* EXERCISE INSTRUCTIONS:
Make an exact copy of each entry, leaving out every picture.
------------------------
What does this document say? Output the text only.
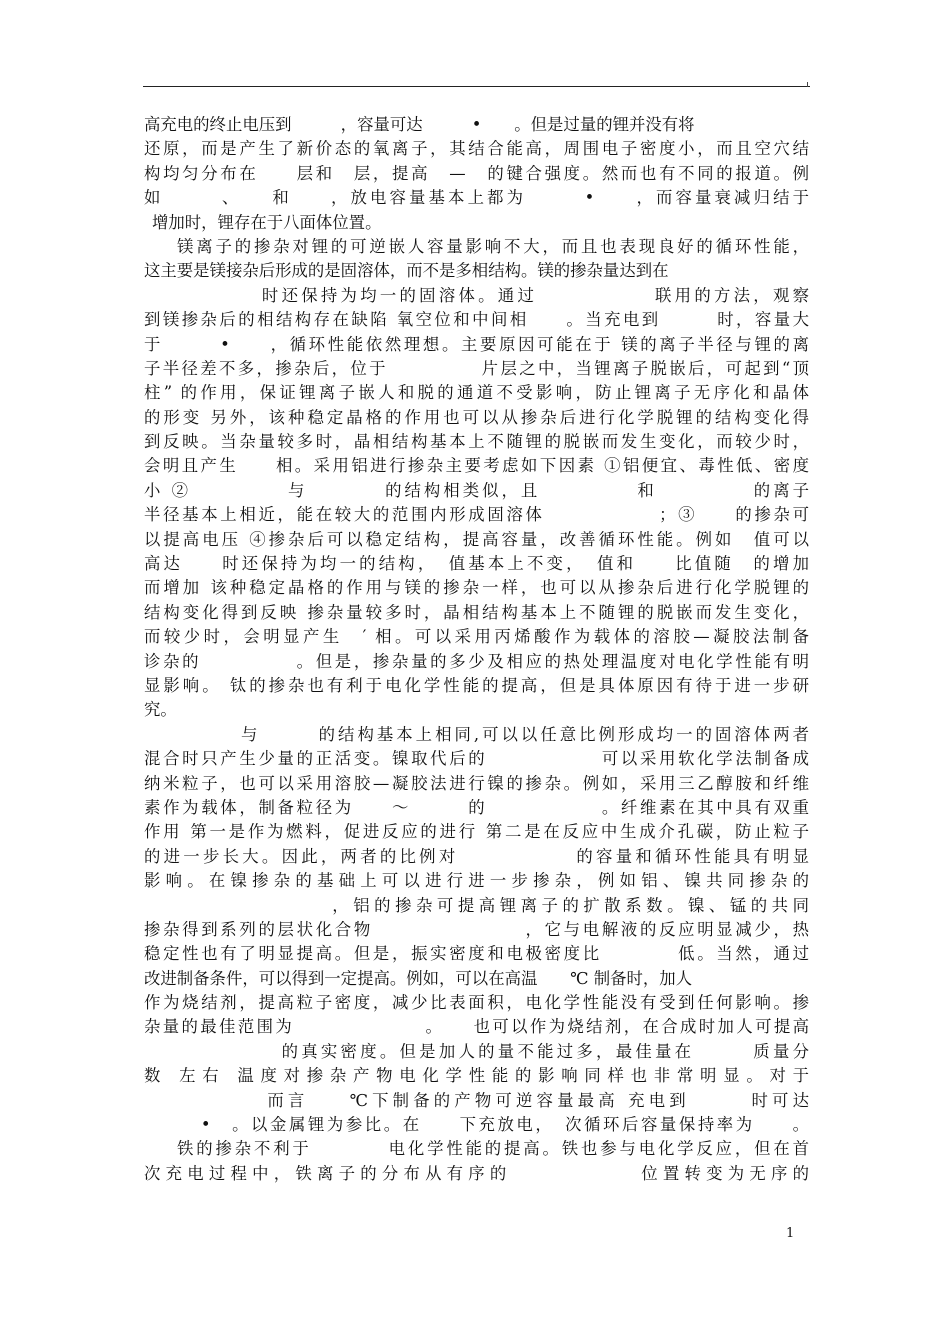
高充电的终止电压到　　　，容量可达　　　•　　。但是过量的锂并没有将
还原，而是产生了新价态的氧离子，其结合能高，周围电子密度小，而且空穴结
构均匀分布在　　层和　层，提高　—　的键合强度。然而也有不同的报道。例
如　　　、　　和　　，放电容量基本上都为　　　•　　，而容量衰减归结于
增加时，锂存在于八面体位置。
镁离子的掺杂对锂的可逆嵌人容量影响不大，而且也表现良好的循环性能，
这主要是镁接杂后形成的是固溶体，而不是多相结构。镁的掺杂量达到在
　　　　　　时还保持为均一的固溶体。通过　　　　　　联用的方法，观察
到镁掺杂后的相结构存在缺陷 氧空位和中间相　　。当充电到　　　时，容量大
于　　　•　　，循环性能依然理想。主要原因可能在于 镁的离子半径与锂的离
子半径差不多，掺杂后，位于　　　　　片层之中，当锂离子脱嵌后，可起到“顶
柱” 的作用，保证锂离子嵌人和脱的通道不受影响，防止锂离子无序化和晶体
的形变 另外，该种稳定晶格的作用也可以从掺杂后进行化学脱锂的结构变化得
到反映。当杂量较多时，晶相结构基本上不随锂的脱嵌而发生变化，而较少时，
会明且产生　　相。采用铝进行掺杂主要考虑如下因素 ①铝便宜、毒性低、密度
小 ②　　　　　与　　　　的结构相类似，且　　　　　和　　　　　的离子
半径基本上相近，能在较大的范围内形成固溶体　　　　　　；③　　的掺杂可
以提高电压 ④掺杂后可以稳定结构，提高容量，改善循环性能。例如　值可以
高达　　时还保持为均一的结构，　值基本上不变，　值和　　比值随　的增加
而增加 该种稳定晶格的作用与镁的掺杂一样，也可以从掺杂后进行化学脱锂的
结构变化得到反映 掺杂量较多时，晶相结构基本上不随锂的脱嵌而发生变化，
而较少时，会明显产生　′ 相。可以采用丙烯酸作为载体的溶胶—凝胶法制备
诊杂的　　　　　。但是，掺杂量的多少及相应的热处理温度对电化学性能有明
显影响。 钛的掺杂也有利于电化学性能的提高，但是具体原因有待于进一步研
究。
　　　　　与　　　的结构基本上相同,可以以任意比例形成均一的固溶体两者
混合时只产生少量的正活变。镍取代后的　　　　　　可以采用软化学法制备成
纳米粒子，也可以采用溶胶—凝胶法进行镍的掺杂。例如，采用三乙醇胺和纤维
素作为载体，制备粒径为　　～　　　的　　　　　　。纤维素在其中具有双重
作用 第一是作为燃料，促进反应的进行 第二是在反应中生成介孔碳，防止粒子
的进一步长大。因此，两者的比例对　　　　　　的容量和循环性能具有明显
影响。在镍掺杂的基础上可以进行进一步掺杂，例如铝、镍共同掺杂的
　　　　　　　　　，铝的掺杂可提高锂离子的扩散系数。镍、锰的共同
掺杂得到系列的层状化合物　　　　　　　　，它与电解液的反应明显减少，热
稳定性也有了明显提高。但是，振实密度和电极密度比　　　　低。当然，通过
改进制备条件，可以得到一定提高。例如，可以在高温　　℃ 制备时，加人
作为烧结剂，提高粒子密度，减少比表面积，电化学性能没有受到任何影响。掺
杂量的最佳范围为　　　　　　　。　　也可以作为烧结剂，在合成时加人可提高
　　　　　　　的真实密度。但是加人的量不能过多，最佳量在　　　质量分
数 左右 温度对掺杂产物电化学性能的影响同样也非常明显。对于
　　　　　　而言　　℃下制备的产物可逆容量最高 充电到　　　时可达
　　　•　。以金属锂为参比。在　　下充放电，　次循环后容量保持率为　　。
铁的掺杂不利于　　　　电化学性能的提高。铁也参与电化学反应，但在首
次充电过程中，铁离子的分布从有序的　　　　　　位置转变为无序的
1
------------------------
* FULL ANSWER:
What does this document say? Output the text only.
高充电的终止电压到　　　，容量可达　　　•　　。但是过量的锂并没有将
还原，而是产生了新价态的氧离子，其结合能高，周围电子密度小，而且空穴结
构均匀分布在　　层和　层，提高　—　的键合强度。然而也有不同的报道。例
如　　　、　　和　　，放电容量基本上都为　　　•　　，而容量衰减归结于
增加时，锂存在于八面体位置。
镁离子的掺杂对锂的可逆嵌人容量影响不大，而且也表现良好的循环性能，
这主要是镁接杂后形成的是固溶体，而不是多相结构。镁的掺杂量达到在
　　　　　　时还保持为均一的固溶体。通过　　　　　　联用的方法，观察
到镁掺杂后的相结构存在缺陷 氧空位和中间相　　。当充电到　　　时，容量大
于　　　•　　，循环性能依然理想。主要原因可能在于 镁的离子半径与锂的离
子半径差不多，掺杂后，位于　　　　　片层之中，当锂离子脱嵌后，可起到“顶
柱” 的作用，保证锂离子嵌人和脱的通道不受影响，防止锂离子无序化和晶体
的形变 另外，该种稳定晶格的作用也可以从掺杂后进行化学脱锂的结构变化得
到反映。当杂量较多时，晶相结构基本上不随锂的脱嵌而发生变化，而较少时，
会明且产生　　相。采用铝进行掺杂主要考虑如下因素 ①铝便宜、毒性低、密度
小 ②　　　　　与　　　　的结构相类似，且　　　　　和　　　　　的离子
半径基本上相近，能在较大的范围内形成固溶体　　　　　　；③　　的掺杂可
以提高电压 ④掺杂后可以稳定结构，提高容量，改善循环性能。例如　值可以
高达　　时还保持为均一的结构，　值基本上不变，　值和　　比值随　的增加
而增加 该种稳定晶格的作用与镁的掺杂一样，也可以从掺杂后进行化学脱锂的
结构变化得到反映 掺杂量较多时，晶相结构基本上不随锂的脱嵌而发生变化，
而较少时，会明显产生　′ 相。可以采用丙烯酸作为载体的溶胶—凝胶法制备
诊杂的　　　　　。但是，掺杂量的多少及相应的热处理温度对电化学性能有明
显影响。 钛的掺杂也有利于电化学性能的提高，但是具体原因有待于进一步研
究。
　　　　　与　　　的结构基本上相同,可以以任意比例形成均一的固溶体两者
混合时只产生少量的正活变。镍取代后的　　　　　　可以采用软化学法制备成
纳米粒子，也可以采用溶胶—凝胶法进行镍的掺杂。例如，采用三乙醇胺和纤维
素作为载体，制备粒径为　　～　　　的　　　　　　。纤维素在其中具有双重
作用 第一是作为燃料，促进反应的进行 第二是在反应中生成介孔碳，防止粒子
的进一步长大。因此，两者的比例对　　　　　　的容量和循环性能具有明显
影响。在镍掺杂的基础上可以进行进一步掺杂，例如铝、镍共同掺杂的
　　　　　　　　　，铝的掺杂可提高锂离子的扩散系数。镍、锰的共同
掺杂得到系列的层状化合物　　　　　　　　，它与电解液的反应明显减少，热
稳定性也有了明显提高。但是，振实密度和电极密度比　　　　低。当然，通过
改进制备条件，可以得到一定提高。例如，可以在高温　　℃ 制备时，加人
作为烧结剂，提高粒子密度，减少比表面积，电化学性能没有受到任何影响。掺
杂量的最佳范围为　　　　　　　。　　也可以作为烧结剂，在合成时加人可提高
　　　　　　　的真实密度。但是加人的量不能过多，最佳量在　　　质量分
数 左右 温度对掺杂产物电化学性能的影响同样也非常明显。对于
　　　　　　而言　　℃下制备的产物可逆容量最高 充电到　　　时可达
　　　•　。以金属锂为参比。在　　下充放电，　次循环后容量保持率为　　。
铁的掺杂不利于　　　　电化学性能的提高。铁也参与电化学反应，但在首
次充电过程中，铁离子的分布从有序的　　　　　　位置转变为无序的
1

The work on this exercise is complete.